WHAT TO DO =
Can you output the material exactly as written, minus any pictures it holds?

--- Start of THE DATA ---

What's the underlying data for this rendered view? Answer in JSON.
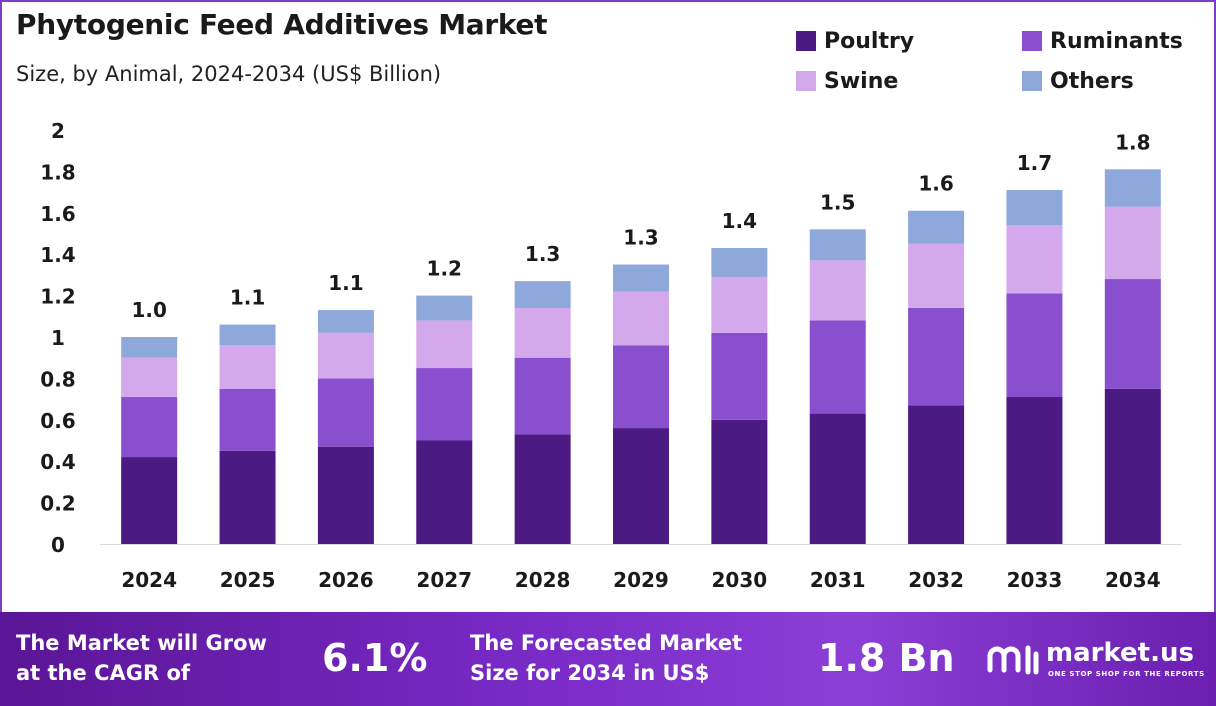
{
  "header": {
    "title": "Phytogenic Feed Additives Market",
    "subtitle": "Size, by Animal, 2024-2034 (US$ Billion)"
  },
  "colors": {
    "poultry": "#4b1a82",
    "ruminants": "#8a4fcf",
    "swine": "#d4a9ec",
    "others": "#8fa8dc",
    "frame": "#7b3fc4"
  },
  "legend": [
    {
      "label": "Poultry",
      "color": "#4b1a82"
    },
    {
      "label": "Ruminants",
      "color": "#8a4fcf"
    },
    {
      "label": "Swine",
      "color": "#d4a9ec"
    },
    {
      "label": "Others",
      "color": "#8fa8dc"
    }
  ],
  "chart_data": {
    "type": "bar",
    "stacked": true,
    "categories": [
      "2024",
      "2025",
      "2026",
      "2027",
      "2028",
      "2029",
      "2030",
      "2031",
      "2032",
      "2033",
      "2034"
    ],
    "series": [
      {
        "name": "Poultry",
        "values": [
          0.42,
          0.45,
          0.47,
          0.5,
          0.53,
          0.56,
          0.6,
          0.63,
          0.67,
          0.71,
          0.75
        ]
      },
      {
        "name": "Ruminants",
        "values": [
          0.29,
          0.3,
          0.33,
          0.35,
          0.37,
          0.4,
          0.42,
          0.45,
          0.47,
          0.5,
          0.53
        ]
      },
      {
        "name": "Swine",
        "values": [
          0.19,
          0.21,
          0.22,
          0.23,
          0.24,
          0.26,
          0.27,
          0.29,
          0.31,
          0.33,
          0.35
        ]
      },
      {
        "name": "Others",
        "values": [
          0.1,
          0.1,
          0.11,
          0.12,
          0.13,
          0.13,
          0.14,
          0.15,
          0.16,
          0.17,
          0.18
        ]
      }
    ],
    "totals_labels": [
      "1.0",
      "1.1",
      "1.1",
      "1.2",
      "1.3",
      "1.3",
      "1.4",
      "1.5",
      "1.6",
      "1.7",
      "1.8"
    ],
    "ylim": [
      0,
      2
    ],
    "yticks": [
      "0",
      "0.2",
      "0.4",
      "0.6",
      "0.8",
      "1",
      "1.2",
      "1.4",
      "1.6",
      "1.8",
      "2"
    ],
    "grid": false,
    "legend_position": "top-right"
  },
  "footer": {
    "cagr_text": "The Market will Grow\nat the CAGR of",
    "cagr_value": "6.1%",
    "forecast_text": "The Forecasted Market\nSize for 2034 in US$",
    "forecast_value": "1.8 Bn",
    "brand_name": "market.us",
    "brand_tagline": "ONE STOP SHOP FOR THE REPORTS"
  }
}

--- End of THE DATA ---

THE COMPLETED TASK =
What's the underlying data for this rendered view? Answer in JSON.
{
  "header": {
    "title": "Phytogenic Feed Additives Market",
    "subtitle": "Size, by Animal, 2024-2034 (US$ Billion)"
  },
  "colors": {
    "poultry": "#4b1a82",
    "ruminants": "#8a4fcf",
    "swine": "#d4a9ec",
    "others": "#8fa8dc",
    "frame": "#7b3fc4"
  },
  "legend": [
    {
      "label": "Poultry",
      "color": "#4b1a82"
    },
    {
      "label": "Ruminants",
      "color": "#8a4fcf"
    },
    {
      "label": "Swine",
      "color": "#d4a9ec"
    },
    {
      "label": "Others",
      "color": "#8fa8dc"
    }
  ],
  "chart_data": {
    "type": "bar",
    "stacked": true,
    "categories": [
      "2024",
      "2025",
      "2026",
      "2027",
      "2028",
      "2029",
      "2030",
      "2031",
      "2032",
      "2033",
      "2034"
    ],
    "series": [
      {
        "name": "Poultry",
        "values": [
          0.42,
          0.45,
          0.47,
          0.5,
          0.53,
          0.56,
          0.6,
          0.63,
          0.67,
          0.71,
          0.75
        ]
      },
      {
        "name": "Ruminants",
        "values": [
          0.29,
          0.3,
          0.33,
          0.35,
          0.37,
          0.4,
          0.42,
          0.45,
          0.47,
          0.5,
          0.53
        ]
      },
      {
        "name": "Swine",
        "values": [
          0.19,
          0.21,
          0.22,
          0.23,
          0.24,
          0.26,
          0.27,
          0.29,
          0.31,
          0.33,
          0.35
        ]
      },
      {
        "name": "Others",
        "values": [
          0.1,
          0.1,
          0.11,
          0.12,
          0.13,
          0.13,
          0.14,
          0.15,
          0.16,
          0.17,
          0.18
        ]
      }
    ],
    "totals_labels": [
      "1.0",
      "1.1",
      "1.1",
      "1.2",
      "1.3",
      "1.3",
      "1.4",
      "1.5",
      "1.6",
      "1.7",
      "1.8"
    ],
    "ylim": [
      0,
      2
    ],
    "yticks": [
      "0",
      "0.2",
      "0.4",
      "0.6",
      "0.8",
      "1",
      "1.2",
      "1.4",
      "1.6",
      "1.8",
      "2"
    ],
    "grid": false,
    "legend_position": "top-right"
  },
  "footer": {
    "cagr_text": "The Market will Grow\nat the CAGR of",
    "cagr_value": "6.1%",
    "forecast_text": "The Forecasted Market\nSize for 2034 in US$",
    "forecast_value": "1.8 Bn",
    "brand_name": "market.us",
    "brand_tagline": "ONE STOP SHOP FOR THE REPORTS"
  }
}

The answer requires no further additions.